* _Exercise objective_: Look through the entries and report how many lines include the word "icon". Give the number alone.

* _Material for this exercise_:
>> BEGIN
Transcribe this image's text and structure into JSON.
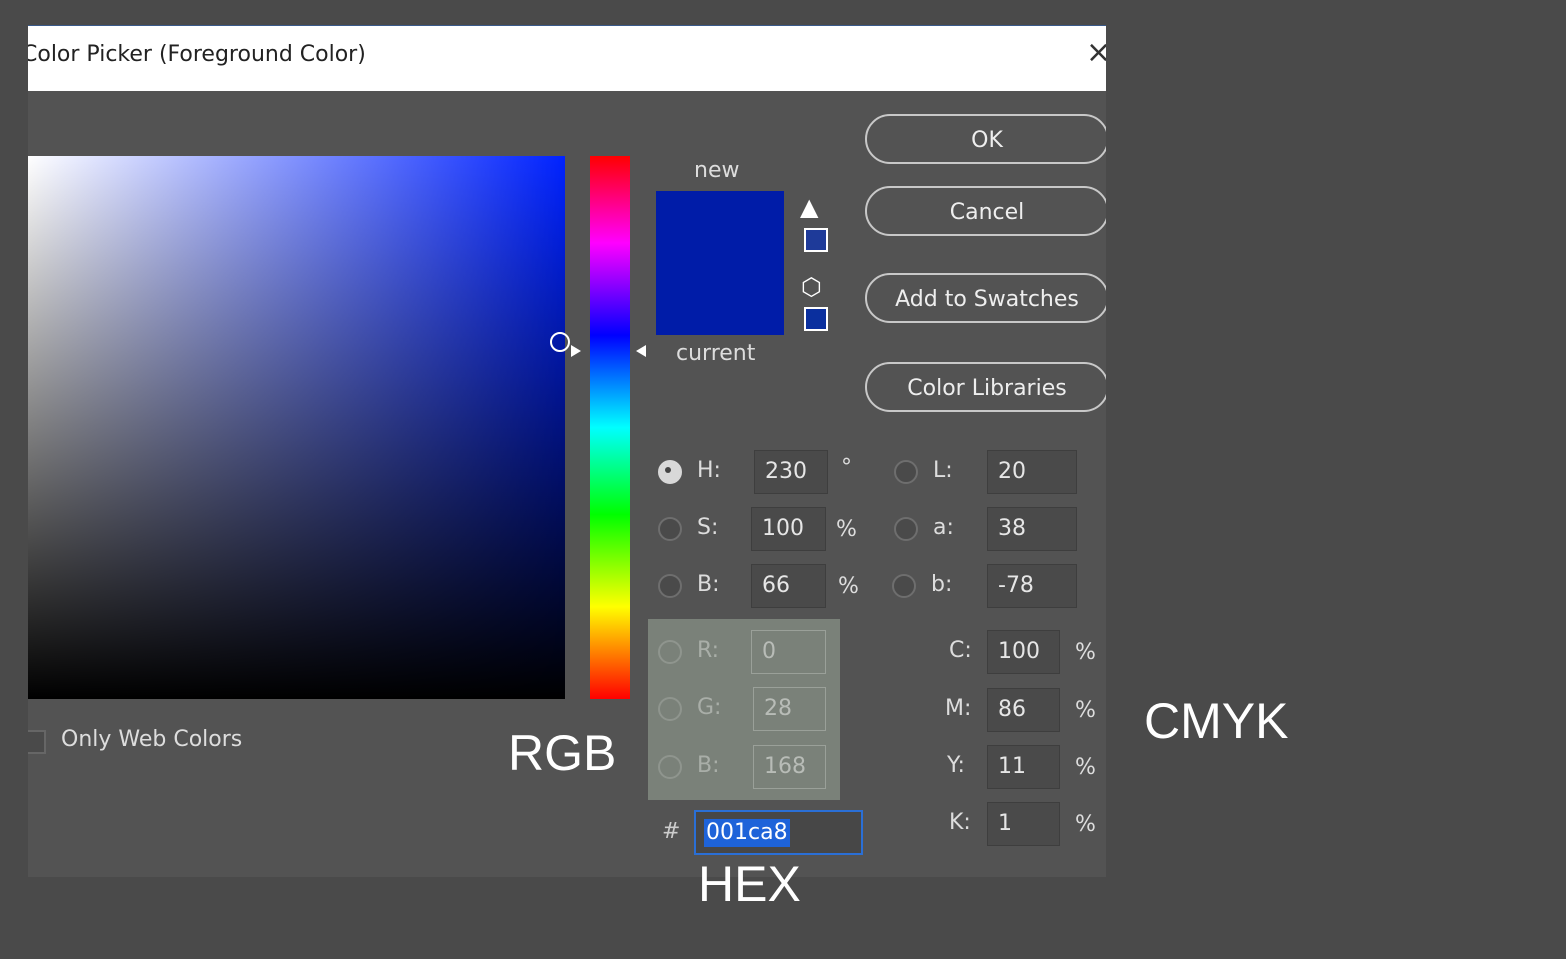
{
  "dialog": {
    "title": "Color Picker (Foreground Color)",
    "close_glyph": "×"
  },
  "preview": {
    "new_label": "new",
    "current_label": "current",
    "new_color": "#001ca8",
    "current_color": "#001ca8"
  },
  "gamut": {
    "warning_icon": "warning-icon",
    "warning_color": "#1e3a99",
    "websafe_icon": "cube-icon",
    "websafe_color": "#0a2f9e"
  },
  "buttons": {
    "ok": "OK",
    "cancel": "Cancel",
    "add_to_swatches": "Add to Swatches",
    "color_libraries": "Color Libraries"
  },
  "hsb": {
    "h": {
      "label": "H:",
      "value": "230",
      "unit": "°"
    },
    "s": {
      "label": "S:",
      "value": "100",
      "unit": "%"
    },
    "b": {
      "label": "B:",
      "value": "66",
      "unit": "%"
    }
  },
  "lab": {
    "l": {
      "label": "L:",
      "value": "20"
    },
    "a": {
      "label": "a:",
      "value": "38"
    },
    "b": {
      "label": "b:",
      "value": "-78"
    }
  },
  "rgb": {
    "r": {
      "label": "R:",
      "value": "0"
    },
    "g": {
      "label": "G:",
      "value": "28"
    },
    "b": {
      "label": "B:",
      "value": "168"
    }
  },
  "cmyk": {
    "c": {
      "label": "C:",
      "value": "100",
      "unit": "%"
    },
    "m": {
      "label": "M:",
      "value": "86",
      "unit": "%"
    },
    "y": {
      "label": "Y:",
      "value": "11",
      "unit": "%"
    },
    "k": {
      "label": "K:",
      "value": "1",
      "unit": "%"
    }
  },
  "hex": {
    "hash": "#",
    "value": "001ca8"
  },
  "only_web_colors": {
    "label": "Only Web Colors",
    "checked": false
  },
  "annotations": {
    "rgb": "RGB",
    "cmyk": "CMYK",
    "hex": "HEX"
  }
}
>> END
* _Finished exercise_: 2